WORK TO DO>
The answer is a single number: how many lines hold the string "true".

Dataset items
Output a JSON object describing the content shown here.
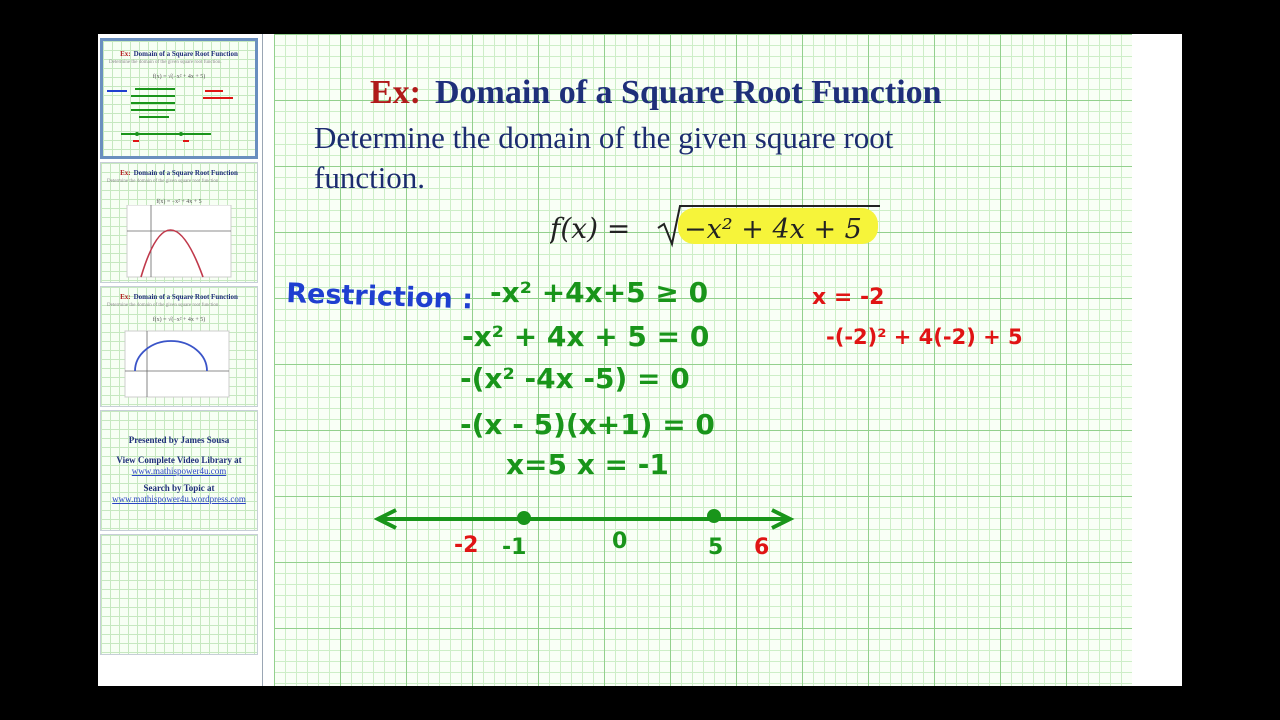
{
  "slides": [
    {
      "ex": "Ex:",
      "title": "Domain of a Square Root Function",
      "subtitle": "Determine the domain of the given square root function.",
      "formula": "f(x) = √(−x² + 4x + 5)",
      "selected": true
    },
    {
      "ex": "Ex:",
      "title": "Domain of a Square Root Function",
      "subtitle": "Determine the domain of the given square root function.",
      "formula": "f(x) = −x² + 4x + 5"
    },
    {
      "ex": "Ex:",
      "title": "Domain of a Square Root Function",
      "subtitle": "Determine the domain of the given square root function.",
      "formula": "f(x) = √(−x² + 4x + 5)"
    }
  ],
  "credits": {
    "presented_by": "Presented by James Sousa",
    "view_library": "View Complete Video Library at",
    "library_url": "www.mathispower4u.com",
    "search_by": "Search by Topic at",
    "search_url": "www.mathispower4u.wordpress.com"
  },
  "slide": {
    "ex": "Ex:",
    "title": "Domain of a Square Root Function",
    "prompt_line1": "Determine the domain of the given square root",
    "prompt_line2": "function.",
    "formula": {
      "lhs": "f(x) =",
      "radicand": "−x² + 4x + 5"
    }
  },
  "handwriting": {
    "restriction_label": "Restriction :",
    "lines": [
      "-x² +4x+5 ≥ 0",
      "-x² + 4x + 5 = 0",
      "-(x² -4x -5) = 0",
      "-(x - 5)(x+1) = 0",
      "x=5   x = -1"
    ],
    "number_line_labels": [
      "-2",
      "-1",
      "0",
      "5",
      "6"
    ],
    "test_value": "x = -2",
    "test_expression": "-(-2)² + 4(-2) + 5"
  },
  "colors": {
    "title_blue": "#1f2f7a",
    "ex_red": "#b01a1a",
    "ink_green": "#19951a",
    "ink_blue": "#1f3fd0",
    "ink_red": "#e01414",
    "highlight": "#f6f43a"
  }
}
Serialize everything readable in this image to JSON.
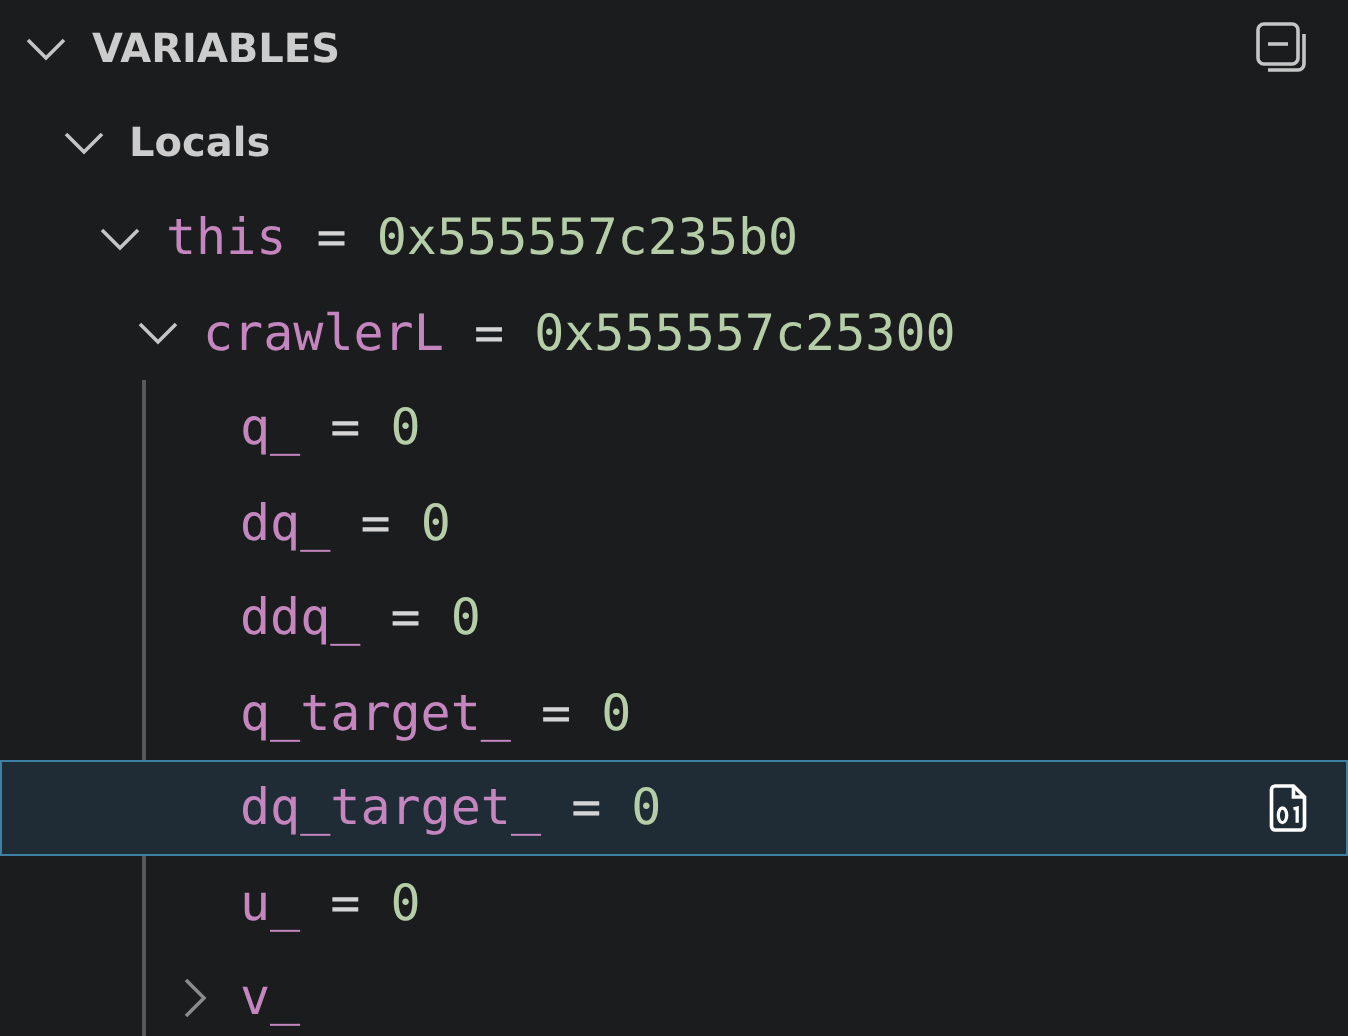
{
  "section": {
    "title": "VARIABLES",
    "expanded": true
  },
  "scopes": [
    {
      "name": "Locals",
      "expanded": true,
      "children": [
        {
          "name": "this",
          "separator": "=",
          "value": "0x555557c235b0",
          "expanded": true,
          "selected": false,
          "children": [
            {
              "name": "crawlerL",
              "separator": "=",
              "value": "0x555557c25300",
              "expanded": true,
              "selected": false,
              "children": [
                {
                  "name": "q_",
                  "separator": "=",
                  "value": "0",
                  "selected": false
                },
                {
                  "name": "dq_",
                  "separator": "=",
                  "value": "0",
                  "selected": false
                },
                {
                  "name": "ddq_",
                  "separator": "=",
                  "value": "0",
                  "selected": false
                },
                {
                  "name": "q_target_",
                  "separator": "=",
                  "value": "0",
                  "selected": false
                },
                {
                  "name": "dq_target_",
                  "separator": "=",
                  "value": "0",
                  "selected": true
                },
                {
                  "name": "u_",
                  "separator": "=",
                  "value": "0",
                  "selected": false
                },
                {
                  "name": "v_",
                  "expanded": false,
                  "selected": false
                }
              ]
            }
          ]
        }
      ]
    }
  ]
}
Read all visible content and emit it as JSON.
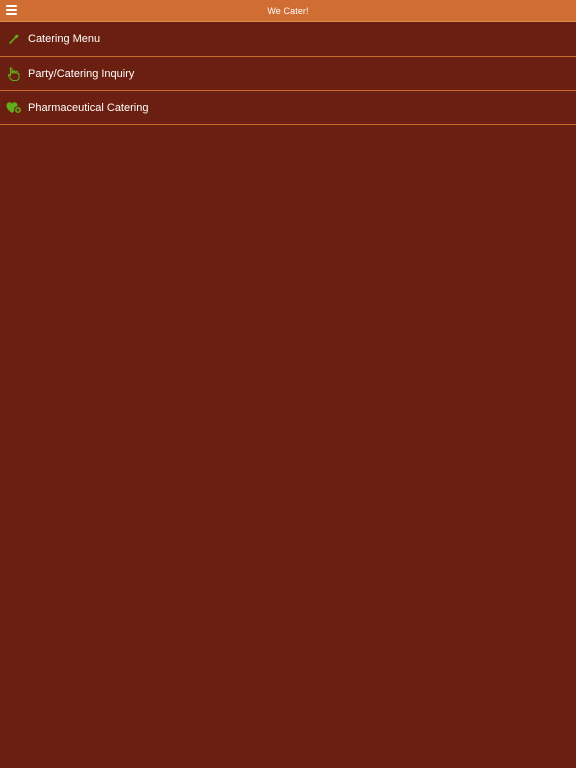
{
  "header": {
    "title": "We Cater!",
    "menu_icon": "hamburger-menu-icon"
  },
  "menu": {
    "items": [
      {
        "label": "Catering Menu",
        "icon": "spoon-icon"
      },
      {
        "label": "Party/Catering Inquiry",
        "icon": "hand-icon"
      },
      {
        "label": "Pharmaceutical Catering",
        "icon": "heart-plus-icon"
      }
    ]
  },
  "colors": {
    "header_background": "#cf6d33",
    "page_background": "#6b1f10",
    "divider": "#c96a2a",
    "icon_green": "#5fae1a",
    "text": "#ffffff"
  }
}
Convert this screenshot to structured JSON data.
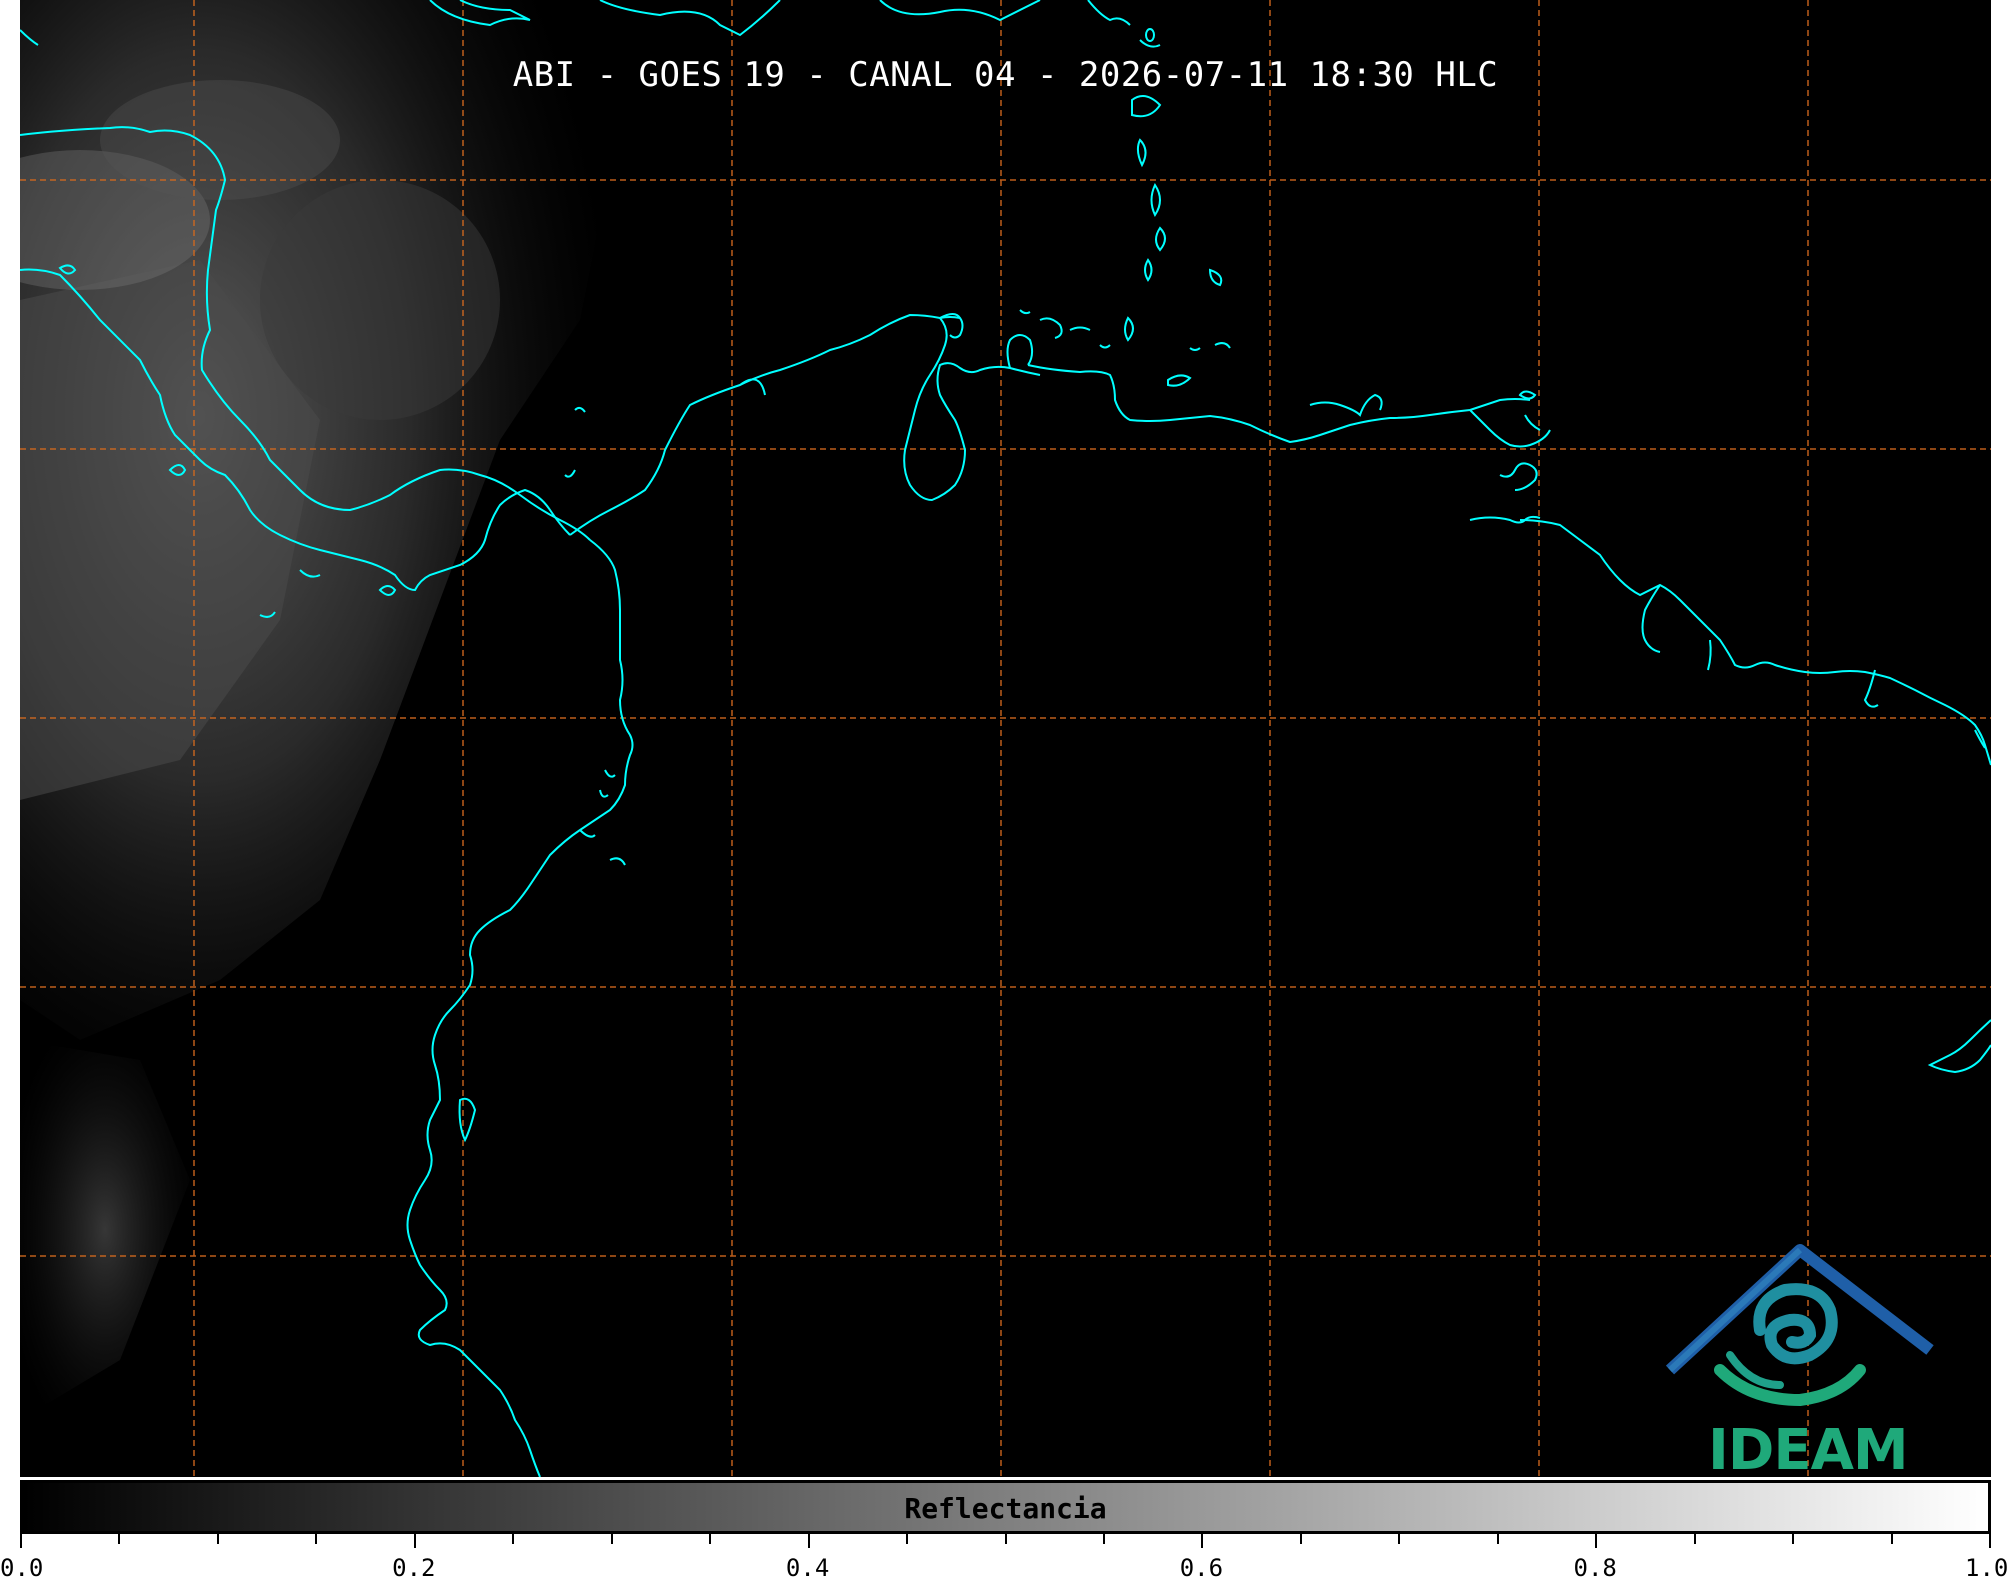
{
  "map": {
    "title": "ABI - GOES 19 - CANAL 04 - 2026-07-11 18:30 HLC",
    "coastline_color": "#00ffff",
    "grid_color": "#d2691e",
    "background_color": "#000000",
    "logo": {
      "name": "ideam-logo",
      "text": "IDEAM",
      "colors": [
        "#1f5fa8",
        "#1fa97a"
      ]
    }
  },
  "colorbar": {
    "label": "Reflectancia",
    "min": 0.0,
    "max": 1.0,
    "tick_labels": [
      "0.0",
      "0.2",
      "0.4",
      "0.6",
      "0.8",
      "1.0"
    ],
    "gradient": [
      "#000000",
      "#ffffff"
    ]
  }
}
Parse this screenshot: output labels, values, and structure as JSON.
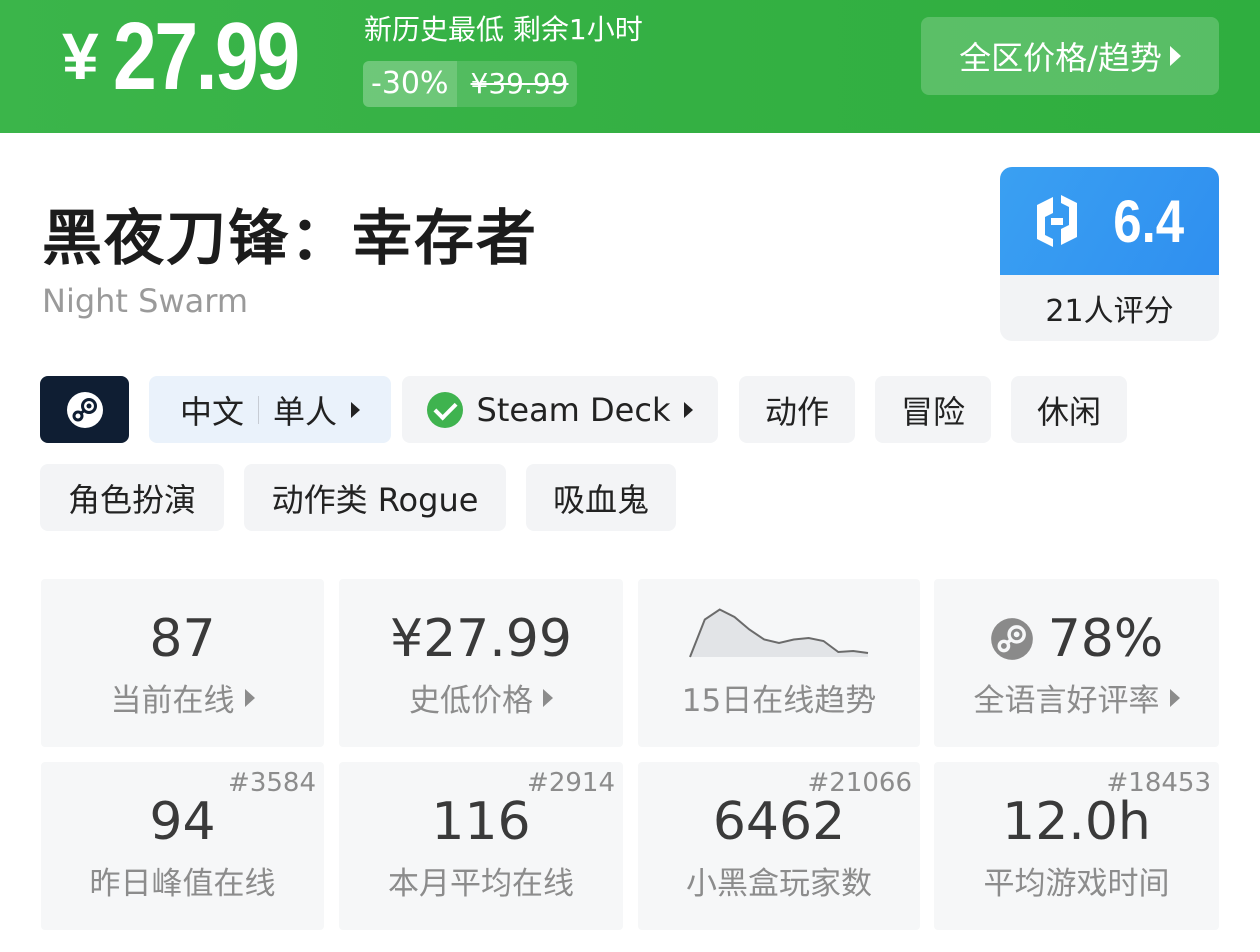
{
  "banner": {
    "currency": "¥",
    "price": "27.99",
    "deal_note": "新历史最低 剩余1小时",
    "discount": "-30%",
    "original_price": "¥39.99",
    "region_button": "全区价格/趋势",
    "color": "#34b043"
  },
  "game": {
    "title": "黑夜刀锋：幸存者",
    "subtitle": "Night Swarm"
  },
  "score": {
    "value": "6.4",
    "raters": "21人评分",
    "color": "#2f8ff0"
  },
  "tags": {
    "lang": "中文",
    "mode": "单人",
    "deck": "Steam Deck",
    "genres": [
      "动作",
      "冒险",
      "休闲",
      "角色扮演",
      "动作类 Rogue",
      "吸血鬼"
    ]
  },
  "stats": {
    "online_now": {
      "value": "87",
      "label": "当前在线"
    },
    "lowest_price": {
      "value": "¥27.99",
      "label": "史低价格"
    },
    "trend": {
      "label": "15日在线趋势",
      "values": [
        0.0,
        0.75,
        0.95,
        0.8,
        0.55,
        0.35,
        0.28,
        0.35,
        0.38,
        0.32,
        0.1,
        0.12,
        0.08
      ]
    },
    "positive_rate": {
      "value": "78%",
      "label": "全语言好评率"
    },
    "peak_yesterday": {
      "value": "94",
      "label": "昨日峰值在线",
      "rank": "#3584"
    },
    "monthly_avg": {
      "value": "116",
      "label": "本月平均在线",
      "rank": "#2914"
    },
    "players": {
      "value": "6462",
      "label": "小黑盒玩家数",
      "rank": "#21066"
    },
    "avg_playtime": {
      "value": "12.0h",
      "label": "平均游戏时间",
      "rank": "#18453"
    }
  }
}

WRITTEN RESPONSE>
6